▸ Work required: Search the listing below for the string "shown" and show each line that contains it.

▸ Dataset excerpts:
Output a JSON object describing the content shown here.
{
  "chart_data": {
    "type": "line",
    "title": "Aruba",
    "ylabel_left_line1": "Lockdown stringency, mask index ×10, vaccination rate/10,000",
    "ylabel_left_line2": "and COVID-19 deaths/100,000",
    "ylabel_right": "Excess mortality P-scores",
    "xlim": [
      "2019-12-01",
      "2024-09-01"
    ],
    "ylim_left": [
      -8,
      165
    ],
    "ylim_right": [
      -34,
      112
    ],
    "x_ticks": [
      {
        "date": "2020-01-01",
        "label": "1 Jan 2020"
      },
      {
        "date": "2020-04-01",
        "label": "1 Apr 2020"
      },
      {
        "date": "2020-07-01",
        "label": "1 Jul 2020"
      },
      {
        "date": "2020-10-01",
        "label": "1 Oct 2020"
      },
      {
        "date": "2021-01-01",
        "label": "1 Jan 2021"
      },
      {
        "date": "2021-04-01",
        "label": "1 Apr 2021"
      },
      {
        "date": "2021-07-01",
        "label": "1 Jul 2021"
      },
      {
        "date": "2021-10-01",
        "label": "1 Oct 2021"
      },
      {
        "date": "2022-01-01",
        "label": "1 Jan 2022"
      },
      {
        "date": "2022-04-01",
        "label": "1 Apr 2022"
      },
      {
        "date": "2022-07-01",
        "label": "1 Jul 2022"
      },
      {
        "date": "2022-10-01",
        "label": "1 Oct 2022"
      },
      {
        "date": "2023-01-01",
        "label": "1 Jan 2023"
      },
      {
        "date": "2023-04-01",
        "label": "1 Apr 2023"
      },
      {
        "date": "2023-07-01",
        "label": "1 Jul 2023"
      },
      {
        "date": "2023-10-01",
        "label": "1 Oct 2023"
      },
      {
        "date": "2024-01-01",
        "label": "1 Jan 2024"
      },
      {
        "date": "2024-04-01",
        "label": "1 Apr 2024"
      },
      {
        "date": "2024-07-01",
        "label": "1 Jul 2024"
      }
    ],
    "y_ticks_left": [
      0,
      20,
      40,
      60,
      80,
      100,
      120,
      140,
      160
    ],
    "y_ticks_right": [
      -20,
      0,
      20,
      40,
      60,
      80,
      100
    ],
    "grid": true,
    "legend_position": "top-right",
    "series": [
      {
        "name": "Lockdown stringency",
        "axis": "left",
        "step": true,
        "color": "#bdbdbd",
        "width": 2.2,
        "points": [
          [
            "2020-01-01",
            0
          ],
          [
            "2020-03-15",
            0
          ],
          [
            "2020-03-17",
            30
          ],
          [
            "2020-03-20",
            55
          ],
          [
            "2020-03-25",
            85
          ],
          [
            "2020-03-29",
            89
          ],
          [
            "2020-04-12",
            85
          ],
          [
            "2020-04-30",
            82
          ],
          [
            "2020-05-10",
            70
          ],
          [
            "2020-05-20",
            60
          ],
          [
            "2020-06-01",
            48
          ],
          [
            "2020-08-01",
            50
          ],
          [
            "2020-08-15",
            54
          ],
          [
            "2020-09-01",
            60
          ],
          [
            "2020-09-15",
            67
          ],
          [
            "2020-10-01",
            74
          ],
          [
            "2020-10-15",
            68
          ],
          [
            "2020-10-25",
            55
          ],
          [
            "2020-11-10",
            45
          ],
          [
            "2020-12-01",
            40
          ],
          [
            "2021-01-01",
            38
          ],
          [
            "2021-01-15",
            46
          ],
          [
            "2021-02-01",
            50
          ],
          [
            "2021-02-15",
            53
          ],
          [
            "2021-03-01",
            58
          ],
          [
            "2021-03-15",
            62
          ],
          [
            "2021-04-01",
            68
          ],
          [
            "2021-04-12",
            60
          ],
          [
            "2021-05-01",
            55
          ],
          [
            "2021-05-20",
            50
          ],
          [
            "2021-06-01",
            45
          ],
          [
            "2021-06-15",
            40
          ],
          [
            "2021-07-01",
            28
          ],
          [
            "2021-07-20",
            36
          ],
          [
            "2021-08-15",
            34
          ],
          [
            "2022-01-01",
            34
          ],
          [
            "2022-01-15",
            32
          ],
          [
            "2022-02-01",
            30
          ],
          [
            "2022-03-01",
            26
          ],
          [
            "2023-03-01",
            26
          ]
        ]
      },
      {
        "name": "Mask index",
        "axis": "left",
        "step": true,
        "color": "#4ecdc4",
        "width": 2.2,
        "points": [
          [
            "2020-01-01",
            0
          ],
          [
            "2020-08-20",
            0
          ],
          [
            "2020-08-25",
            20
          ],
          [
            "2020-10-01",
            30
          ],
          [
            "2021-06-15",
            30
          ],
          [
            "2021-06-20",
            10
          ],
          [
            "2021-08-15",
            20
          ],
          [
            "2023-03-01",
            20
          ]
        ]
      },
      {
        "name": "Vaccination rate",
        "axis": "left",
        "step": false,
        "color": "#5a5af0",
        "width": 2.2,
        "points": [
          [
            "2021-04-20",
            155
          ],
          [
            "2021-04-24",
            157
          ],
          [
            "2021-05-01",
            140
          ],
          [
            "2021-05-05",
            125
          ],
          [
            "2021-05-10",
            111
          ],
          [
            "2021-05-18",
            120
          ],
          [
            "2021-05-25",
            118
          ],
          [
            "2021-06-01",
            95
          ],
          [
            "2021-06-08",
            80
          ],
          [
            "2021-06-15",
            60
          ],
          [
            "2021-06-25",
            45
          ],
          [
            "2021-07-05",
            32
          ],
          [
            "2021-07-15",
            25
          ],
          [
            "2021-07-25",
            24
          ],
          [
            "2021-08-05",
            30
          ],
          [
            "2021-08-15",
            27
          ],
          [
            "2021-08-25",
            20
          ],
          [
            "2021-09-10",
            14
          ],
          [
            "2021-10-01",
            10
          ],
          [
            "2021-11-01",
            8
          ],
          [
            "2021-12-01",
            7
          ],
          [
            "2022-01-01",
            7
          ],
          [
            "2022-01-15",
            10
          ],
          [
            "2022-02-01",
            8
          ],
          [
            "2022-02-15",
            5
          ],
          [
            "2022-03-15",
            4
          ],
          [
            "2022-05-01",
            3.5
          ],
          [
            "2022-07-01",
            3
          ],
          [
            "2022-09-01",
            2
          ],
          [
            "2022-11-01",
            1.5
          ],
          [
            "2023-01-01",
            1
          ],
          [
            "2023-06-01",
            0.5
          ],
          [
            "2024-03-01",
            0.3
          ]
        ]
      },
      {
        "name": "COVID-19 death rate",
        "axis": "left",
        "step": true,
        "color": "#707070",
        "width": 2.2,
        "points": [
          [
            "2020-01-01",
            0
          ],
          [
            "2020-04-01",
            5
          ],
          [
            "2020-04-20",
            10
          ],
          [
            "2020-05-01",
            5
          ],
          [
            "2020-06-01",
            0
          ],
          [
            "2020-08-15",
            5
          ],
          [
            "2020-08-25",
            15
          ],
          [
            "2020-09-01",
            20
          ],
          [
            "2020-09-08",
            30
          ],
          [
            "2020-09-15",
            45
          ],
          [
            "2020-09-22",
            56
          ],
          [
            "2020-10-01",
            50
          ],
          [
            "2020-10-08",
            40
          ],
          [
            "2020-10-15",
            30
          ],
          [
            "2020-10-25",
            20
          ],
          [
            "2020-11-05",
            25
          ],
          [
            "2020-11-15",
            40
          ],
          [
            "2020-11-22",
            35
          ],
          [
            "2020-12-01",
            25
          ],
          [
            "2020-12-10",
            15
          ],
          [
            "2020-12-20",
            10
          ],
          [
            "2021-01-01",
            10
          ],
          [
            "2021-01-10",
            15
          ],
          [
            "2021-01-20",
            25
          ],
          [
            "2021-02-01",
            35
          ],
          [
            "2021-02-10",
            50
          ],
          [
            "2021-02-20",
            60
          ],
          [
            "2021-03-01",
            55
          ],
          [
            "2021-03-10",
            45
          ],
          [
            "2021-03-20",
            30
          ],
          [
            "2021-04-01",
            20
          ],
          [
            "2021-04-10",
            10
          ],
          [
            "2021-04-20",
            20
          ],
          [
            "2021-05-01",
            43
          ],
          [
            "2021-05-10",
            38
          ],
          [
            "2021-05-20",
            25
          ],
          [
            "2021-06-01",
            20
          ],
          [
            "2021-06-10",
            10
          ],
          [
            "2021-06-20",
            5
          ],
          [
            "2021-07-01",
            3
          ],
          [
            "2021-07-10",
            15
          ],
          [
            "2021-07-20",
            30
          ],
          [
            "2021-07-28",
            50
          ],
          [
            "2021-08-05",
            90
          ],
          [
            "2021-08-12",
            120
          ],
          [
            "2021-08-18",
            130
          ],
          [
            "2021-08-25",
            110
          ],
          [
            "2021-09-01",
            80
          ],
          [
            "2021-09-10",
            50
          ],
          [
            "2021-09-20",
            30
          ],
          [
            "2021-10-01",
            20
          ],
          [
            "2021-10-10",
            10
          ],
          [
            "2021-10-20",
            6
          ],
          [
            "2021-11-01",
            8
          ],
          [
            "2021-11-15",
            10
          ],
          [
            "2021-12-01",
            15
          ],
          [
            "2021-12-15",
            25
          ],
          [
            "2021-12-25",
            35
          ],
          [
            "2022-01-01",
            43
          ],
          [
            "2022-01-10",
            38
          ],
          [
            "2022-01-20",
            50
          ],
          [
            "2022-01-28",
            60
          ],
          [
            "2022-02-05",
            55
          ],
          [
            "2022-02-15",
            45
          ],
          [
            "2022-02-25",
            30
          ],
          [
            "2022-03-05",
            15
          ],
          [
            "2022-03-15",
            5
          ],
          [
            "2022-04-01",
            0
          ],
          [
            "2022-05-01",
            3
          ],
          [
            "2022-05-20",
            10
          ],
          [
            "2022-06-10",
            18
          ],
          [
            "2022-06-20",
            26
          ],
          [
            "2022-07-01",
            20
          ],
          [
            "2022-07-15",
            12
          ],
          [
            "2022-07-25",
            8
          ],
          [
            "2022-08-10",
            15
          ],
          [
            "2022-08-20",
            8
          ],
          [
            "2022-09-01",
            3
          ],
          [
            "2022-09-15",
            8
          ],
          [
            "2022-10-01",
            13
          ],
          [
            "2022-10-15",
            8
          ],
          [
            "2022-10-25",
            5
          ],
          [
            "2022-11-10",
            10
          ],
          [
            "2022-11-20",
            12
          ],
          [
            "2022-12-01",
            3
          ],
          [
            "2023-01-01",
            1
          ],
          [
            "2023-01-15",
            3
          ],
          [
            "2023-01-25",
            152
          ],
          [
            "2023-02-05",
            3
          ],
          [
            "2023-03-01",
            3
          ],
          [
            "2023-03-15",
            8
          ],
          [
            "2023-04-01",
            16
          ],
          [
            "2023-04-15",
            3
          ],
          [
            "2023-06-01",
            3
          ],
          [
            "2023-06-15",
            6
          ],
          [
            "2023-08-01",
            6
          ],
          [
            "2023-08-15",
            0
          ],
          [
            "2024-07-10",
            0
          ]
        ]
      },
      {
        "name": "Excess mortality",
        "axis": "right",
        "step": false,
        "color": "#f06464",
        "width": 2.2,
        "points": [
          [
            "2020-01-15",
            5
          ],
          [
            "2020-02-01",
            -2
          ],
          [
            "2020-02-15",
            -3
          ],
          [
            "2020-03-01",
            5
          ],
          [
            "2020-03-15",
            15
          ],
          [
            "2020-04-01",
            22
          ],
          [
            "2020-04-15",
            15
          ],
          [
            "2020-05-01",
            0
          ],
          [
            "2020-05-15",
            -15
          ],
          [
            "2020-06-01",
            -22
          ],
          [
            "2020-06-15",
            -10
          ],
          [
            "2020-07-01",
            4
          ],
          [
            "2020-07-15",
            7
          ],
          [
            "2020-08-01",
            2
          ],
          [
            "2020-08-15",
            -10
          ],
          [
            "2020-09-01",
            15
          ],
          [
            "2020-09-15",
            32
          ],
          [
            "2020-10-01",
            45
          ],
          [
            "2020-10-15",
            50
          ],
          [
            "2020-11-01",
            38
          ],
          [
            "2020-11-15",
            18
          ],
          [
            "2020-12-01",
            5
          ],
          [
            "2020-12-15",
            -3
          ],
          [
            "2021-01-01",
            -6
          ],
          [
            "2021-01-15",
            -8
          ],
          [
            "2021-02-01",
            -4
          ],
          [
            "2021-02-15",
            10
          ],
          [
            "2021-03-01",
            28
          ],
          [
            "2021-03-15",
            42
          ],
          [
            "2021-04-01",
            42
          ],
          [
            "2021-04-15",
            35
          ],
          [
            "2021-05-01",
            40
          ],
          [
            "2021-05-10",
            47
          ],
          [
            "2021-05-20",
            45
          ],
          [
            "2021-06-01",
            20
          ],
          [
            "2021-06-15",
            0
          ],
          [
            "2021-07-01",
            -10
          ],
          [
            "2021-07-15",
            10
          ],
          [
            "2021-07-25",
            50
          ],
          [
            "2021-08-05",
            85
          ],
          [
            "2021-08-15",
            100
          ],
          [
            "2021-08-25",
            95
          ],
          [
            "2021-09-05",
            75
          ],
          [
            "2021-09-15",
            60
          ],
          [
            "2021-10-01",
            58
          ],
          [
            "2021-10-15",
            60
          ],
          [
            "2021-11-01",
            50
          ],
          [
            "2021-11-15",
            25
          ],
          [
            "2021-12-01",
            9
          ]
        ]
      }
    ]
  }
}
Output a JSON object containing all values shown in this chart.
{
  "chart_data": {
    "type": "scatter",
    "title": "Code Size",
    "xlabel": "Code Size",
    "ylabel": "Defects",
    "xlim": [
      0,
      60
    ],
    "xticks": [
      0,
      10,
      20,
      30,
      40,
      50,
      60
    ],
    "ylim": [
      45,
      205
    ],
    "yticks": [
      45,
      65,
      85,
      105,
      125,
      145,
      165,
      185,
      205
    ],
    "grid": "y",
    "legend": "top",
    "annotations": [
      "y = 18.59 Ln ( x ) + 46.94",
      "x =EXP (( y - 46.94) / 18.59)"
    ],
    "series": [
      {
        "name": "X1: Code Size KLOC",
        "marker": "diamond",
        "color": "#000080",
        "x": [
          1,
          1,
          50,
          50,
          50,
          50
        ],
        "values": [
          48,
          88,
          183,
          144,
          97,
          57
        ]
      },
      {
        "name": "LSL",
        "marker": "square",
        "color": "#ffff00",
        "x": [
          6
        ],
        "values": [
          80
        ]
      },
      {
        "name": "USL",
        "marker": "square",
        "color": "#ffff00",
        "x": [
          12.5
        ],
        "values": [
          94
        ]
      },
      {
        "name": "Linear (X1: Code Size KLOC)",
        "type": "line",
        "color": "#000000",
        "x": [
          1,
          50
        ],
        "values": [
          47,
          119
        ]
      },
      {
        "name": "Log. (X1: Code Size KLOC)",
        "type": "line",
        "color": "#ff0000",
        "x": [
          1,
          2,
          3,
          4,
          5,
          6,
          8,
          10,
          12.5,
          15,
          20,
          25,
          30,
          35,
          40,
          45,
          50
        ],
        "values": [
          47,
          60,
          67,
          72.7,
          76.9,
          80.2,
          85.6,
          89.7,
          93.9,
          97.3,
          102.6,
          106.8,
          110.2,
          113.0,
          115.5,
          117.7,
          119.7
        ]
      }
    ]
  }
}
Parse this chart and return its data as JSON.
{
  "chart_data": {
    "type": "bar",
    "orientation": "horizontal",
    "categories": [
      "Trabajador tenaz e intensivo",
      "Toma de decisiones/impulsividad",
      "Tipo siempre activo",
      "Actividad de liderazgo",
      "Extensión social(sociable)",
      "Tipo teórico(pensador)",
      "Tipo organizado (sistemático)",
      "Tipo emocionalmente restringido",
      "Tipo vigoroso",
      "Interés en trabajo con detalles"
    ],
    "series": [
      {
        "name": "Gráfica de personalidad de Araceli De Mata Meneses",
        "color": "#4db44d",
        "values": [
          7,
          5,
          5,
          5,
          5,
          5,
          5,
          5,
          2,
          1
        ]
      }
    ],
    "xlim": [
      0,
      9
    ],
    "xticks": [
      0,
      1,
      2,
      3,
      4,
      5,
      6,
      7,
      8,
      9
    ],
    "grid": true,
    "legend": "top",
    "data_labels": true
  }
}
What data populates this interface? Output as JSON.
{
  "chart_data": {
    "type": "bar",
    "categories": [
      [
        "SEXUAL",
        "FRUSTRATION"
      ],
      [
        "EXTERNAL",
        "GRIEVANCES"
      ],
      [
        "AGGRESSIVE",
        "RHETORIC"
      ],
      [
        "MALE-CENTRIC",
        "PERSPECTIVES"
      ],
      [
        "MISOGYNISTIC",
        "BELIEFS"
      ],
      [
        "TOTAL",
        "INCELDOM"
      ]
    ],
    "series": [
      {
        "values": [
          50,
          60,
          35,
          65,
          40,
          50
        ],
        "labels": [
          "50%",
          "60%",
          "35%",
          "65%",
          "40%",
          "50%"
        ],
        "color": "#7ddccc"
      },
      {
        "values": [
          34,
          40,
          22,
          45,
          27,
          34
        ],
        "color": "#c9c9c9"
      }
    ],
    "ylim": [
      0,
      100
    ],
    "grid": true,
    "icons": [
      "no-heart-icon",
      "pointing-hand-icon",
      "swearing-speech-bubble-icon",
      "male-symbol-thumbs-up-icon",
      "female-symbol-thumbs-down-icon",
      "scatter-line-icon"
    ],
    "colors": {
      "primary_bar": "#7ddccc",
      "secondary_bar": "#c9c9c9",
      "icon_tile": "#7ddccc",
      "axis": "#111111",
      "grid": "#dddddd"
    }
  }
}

▸ Answer to the problem:
Output a JSON object describing the content shown here.
Output a JSON object containing all values shown in this chart.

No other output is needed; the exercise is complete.